TASK DESCRIPTION:
Every entry must be echoed exactly.

[Records contained in a dataset]
* Start *

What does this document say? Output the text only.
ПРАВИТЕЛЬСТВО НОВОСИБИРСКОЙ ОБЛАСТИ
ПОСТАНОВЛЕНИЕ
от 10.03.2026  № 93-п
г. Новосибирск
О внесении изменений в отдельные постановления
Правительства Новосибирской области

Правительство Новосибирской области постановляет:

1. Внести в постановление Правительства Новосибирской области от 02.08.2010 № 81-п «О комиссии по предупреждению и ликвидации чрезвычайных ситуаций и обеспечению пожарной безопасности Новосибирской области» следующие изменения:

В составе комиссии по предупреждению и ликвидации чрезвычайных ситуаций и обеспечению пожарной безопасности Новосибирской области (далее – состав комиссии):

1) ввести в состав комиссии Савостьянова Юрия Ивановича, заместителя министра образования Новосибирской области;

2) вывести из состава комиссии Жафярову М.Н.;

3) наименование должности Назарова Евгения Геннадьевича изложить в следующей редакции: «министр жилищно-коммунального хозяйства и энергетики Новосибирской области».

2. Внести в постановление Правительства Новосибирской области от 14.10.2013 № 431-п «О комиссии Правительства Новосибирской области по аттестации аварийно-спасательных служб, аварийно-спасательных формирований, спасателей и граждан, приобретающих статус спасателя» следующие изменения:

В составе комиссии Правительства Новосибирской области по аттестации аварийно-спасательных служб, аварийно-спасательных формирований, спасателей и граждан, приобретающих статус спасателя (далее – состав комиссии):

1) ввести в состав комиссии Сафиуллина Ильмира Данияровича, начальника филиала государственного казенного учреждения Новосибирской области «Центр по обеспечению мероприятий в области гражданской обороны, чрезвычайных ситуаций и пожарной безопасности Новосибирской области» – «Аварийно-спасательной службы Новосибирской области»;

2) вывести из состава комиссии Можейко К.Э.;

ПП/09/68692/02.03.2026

* End *

WORKED SOLUTION:
What does this document say? Output the text only.
ПРАВИТЕЛЬСТВО НОВОСИБИРСКОЙ ОБЛАСТИ
ПОСТАНОВЛЕНИЕ
от 10.03.2026  № 93-п
г. Новосибирск
О внесении изменений в отдельные постановления
Правительства Новосибирской области

Правительство Новосибирской области постановляет:

1. Внести в постановление Правительства Новосибирской области от 02.08.2010 № 81-п «О комиссии по предупреждению и ликвидации чрезвычайных ситуаций и обеспечению пожарной безопасности Новосибирской области» следующие изменения:

В составе комиссии по предупреждению и ликвидации чрезвычайных ситуаций и обеспечению пожарной безопасности Новосибирской области (далее – состав комиссии):

1) ввести в состав комиссии Савостьянова Юрия Ивановича, заместителя министра образования Новосибирской области;

2) вывести из состава комиссии Жафярову М.Н.;

3) наименование должности Назарова Евгения Геннадьевича изложить в следующей редакции: «министр жилищно-коммунального хозяйства и энергетики Новосибирской области».

2. Внести в постановление Правительства Новосибирской области от 14.10.2013 № 431-п «О комиссии Правительства Новосибирской области по аттестации аварийно-спасательных служб, аварийно-спасательных формирований, спасателей и граждан, приобретающих статус спасателя» следующие изменения:

В составе комиссии Правительства Новосибирской области по аттестации аварийно-спасательных служб, аварийно-спасательных формирований, спасателей и граждан, приобретающих статус спасателя (далее – состав комиссии):

1) ввести в состав комиссии Сафиуллина Ильмира Данияровича, начальника филиала государственного казенного учреждения Новосибирской области «Центр по обеспечению мероприятий в области гражданской обороны, чрезвычайных ситуаций и пожарной безопасности Новосибирской области» – «Аварийно-спасательной службы Новосибирской области»;

2) вывести из состава комиссии Можейко К.Э.;

ПП/09/68692/02.03.2026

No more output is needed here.